───── Raw data
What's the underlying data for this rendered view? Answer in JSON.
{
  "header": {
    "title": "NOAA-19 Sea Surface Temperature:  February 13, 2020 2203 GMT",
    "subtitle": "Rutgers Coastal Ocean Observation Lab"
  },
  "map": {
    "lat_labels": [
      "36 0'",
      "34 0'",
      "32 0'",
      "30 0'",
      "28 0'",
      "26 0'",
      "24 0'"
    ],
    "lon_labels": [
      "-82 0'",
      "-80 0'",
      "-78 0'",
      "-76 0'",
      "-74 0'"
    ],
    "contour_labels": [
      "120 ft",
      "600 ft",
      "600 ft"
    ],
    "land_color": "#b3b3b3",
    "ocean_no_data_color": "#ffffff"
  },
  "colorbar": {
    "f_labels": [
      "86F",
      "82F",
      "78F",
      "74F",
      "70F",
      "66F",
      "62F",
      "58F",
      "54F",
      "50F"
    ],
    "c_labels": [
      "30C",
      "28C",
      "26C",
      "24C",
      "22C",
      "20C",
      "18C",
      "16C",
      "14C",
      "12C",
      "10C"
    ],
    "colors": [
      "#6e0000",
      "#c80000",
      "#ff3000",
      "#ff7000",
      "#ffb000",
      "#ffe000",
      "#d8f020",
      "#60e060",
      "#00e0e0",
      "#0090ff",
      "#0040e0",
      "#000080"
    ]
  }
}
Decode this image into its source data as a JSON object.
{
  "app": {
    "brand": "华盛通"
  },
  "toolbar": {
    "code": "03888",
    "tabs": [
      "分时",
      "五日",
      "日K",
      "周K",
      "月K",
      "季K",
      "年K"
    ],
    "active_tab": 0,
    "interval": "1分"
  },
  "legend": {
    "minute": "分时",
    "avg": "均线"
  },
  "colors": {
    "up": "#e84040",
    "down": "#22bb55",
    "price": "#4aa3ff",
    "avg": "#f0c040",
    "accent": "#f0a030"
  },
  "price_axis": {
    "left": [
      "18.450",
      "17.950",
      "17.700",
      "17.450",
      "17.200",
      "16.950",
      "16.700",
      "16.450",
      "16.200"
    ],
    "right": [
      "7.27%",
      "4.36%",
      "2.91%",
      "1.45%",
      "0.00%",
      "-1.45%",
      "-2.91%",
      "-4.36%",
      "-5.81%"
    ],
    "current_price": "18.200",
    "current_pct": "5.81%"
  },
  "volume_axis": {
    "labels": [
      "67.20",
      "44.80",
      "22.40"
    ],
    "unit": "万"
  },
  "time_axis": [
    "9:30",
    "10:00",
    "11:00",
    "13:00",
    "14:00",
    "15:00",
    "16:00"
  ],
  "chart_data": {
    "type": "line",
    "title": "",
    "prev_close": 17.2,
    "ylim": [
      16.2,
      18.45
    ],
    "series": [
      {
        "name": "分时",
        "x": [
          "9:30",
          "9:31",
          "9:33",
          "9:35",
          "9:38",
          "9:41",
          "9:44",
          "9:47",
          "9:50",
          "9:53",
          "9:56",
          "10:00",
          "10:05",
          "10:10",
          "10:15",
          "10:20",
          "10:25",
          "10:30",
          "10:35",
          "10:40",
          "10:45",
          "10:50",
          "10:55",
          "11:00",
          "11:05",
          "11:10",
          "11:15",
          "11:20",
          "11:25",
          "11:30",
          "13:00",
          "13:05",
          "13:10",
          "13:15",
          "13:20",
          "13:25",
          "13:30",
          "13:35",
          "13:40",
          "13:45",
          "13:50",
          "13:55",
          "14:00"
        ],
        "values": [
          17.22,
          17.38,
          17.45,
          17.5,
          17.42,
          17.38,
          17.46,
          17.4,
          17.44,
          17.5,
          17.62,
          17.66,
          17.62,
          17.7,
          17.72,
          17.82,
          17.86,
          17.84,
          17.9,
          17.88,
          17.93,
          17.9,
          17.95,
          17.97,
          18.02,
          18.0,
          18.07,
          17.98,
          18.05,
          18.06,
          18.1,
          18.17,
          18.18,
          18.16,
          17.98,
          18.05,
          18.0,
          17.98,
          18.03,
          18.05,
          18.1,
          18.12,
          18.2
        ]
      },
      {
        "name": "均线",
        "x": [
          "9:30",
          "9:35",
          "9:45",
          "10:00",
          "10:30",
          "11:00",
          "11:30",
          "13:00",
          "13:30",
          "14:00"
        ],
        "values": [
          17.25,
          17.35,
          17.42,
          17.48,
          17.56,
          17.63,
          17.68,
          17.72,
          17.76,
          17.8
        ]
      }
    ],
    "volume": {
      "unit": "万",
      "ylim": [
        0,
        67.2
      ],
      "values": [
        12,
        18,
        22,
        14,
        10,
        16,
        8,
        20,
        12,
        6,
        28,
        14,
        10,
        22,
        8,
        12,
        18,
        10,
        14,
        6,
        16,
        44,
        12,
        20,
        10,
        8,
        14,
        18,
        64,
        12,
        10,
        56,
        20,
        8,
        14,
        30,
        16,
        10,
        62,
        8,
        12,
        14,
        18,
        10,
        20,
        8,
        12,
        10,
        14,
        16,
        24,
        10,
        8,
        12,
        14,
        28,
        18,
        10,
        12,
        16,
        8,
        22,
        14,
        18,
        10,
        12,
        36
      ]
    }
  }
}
──────────
───── Raw data
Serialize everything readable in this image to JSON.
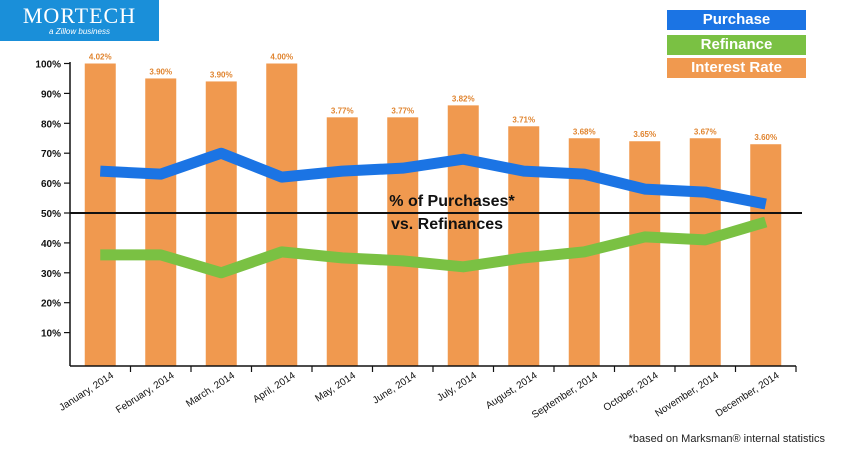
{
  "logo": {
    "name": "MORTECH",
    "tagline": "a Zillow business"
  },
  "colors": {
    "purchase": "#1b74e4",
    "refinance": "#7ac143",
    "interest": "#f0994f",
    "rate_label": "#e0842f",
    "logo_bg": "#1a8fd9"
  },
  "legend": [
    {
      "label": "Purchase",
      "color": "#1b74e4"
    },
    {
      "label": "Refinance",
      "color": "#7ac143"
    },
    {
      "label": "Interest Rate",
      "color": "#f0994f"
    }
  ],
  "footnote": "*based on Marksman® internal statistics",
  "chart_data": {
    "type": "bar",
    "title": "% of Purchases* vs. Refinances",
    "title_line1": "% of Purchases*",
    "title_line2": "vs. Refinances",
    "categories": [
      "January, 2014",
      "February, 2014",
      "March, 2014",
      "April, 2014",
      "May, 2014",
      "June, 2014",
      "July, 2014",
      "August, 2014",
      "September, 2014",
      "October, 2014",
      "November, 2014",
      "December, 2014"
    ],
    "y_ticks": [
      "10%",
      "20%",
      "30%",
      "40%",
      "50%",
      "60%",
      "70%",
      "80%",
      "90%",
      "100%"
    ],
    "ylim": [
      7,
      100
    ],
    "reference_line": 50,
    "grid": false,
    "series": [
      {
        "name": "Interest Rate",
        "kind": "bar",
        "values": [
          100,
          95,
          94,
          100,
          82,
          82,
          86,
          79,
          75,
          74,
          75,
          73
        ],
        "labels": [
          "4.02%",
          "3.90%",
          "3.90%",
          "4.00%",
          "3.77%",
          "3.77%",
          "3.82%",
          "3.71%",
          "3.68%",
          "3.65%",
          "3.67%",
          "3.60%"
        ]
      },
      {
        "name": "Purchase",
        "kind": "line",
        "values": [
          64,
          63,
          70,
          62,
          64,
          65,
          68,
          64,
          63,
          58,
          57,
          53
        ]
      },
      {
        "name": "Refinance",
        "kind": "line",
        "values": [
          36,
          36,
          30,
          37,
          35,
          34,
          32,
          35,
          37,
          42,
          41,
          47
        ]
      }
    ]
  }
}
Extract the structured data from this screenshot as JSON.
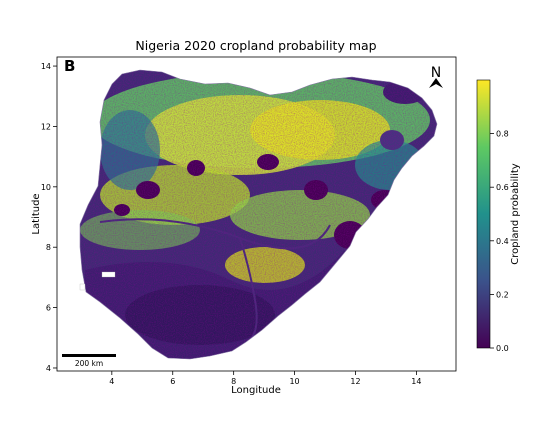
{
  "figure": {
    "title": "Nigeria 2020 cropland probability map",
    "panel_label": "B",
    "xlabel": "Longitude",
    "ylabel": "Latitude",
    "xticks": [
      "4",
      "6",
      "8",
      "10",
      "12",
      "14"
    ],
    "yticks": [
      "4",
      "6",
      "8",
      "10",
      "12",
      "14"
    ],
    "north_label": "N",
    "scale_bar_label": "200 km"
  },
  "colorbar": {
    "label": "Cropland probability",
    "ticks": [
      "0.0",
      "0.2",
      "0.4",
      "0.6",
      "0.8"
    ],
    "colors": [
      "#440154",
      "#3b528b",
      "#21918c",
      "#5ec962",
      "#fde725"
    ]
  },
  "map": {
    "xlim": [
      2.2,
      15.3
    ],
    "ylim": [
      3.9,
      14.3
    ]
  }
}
──────────
_Short task_
What is the number of lines in the records that contain the string "Purchases"? Give only that number.

_Output for this exercise_
2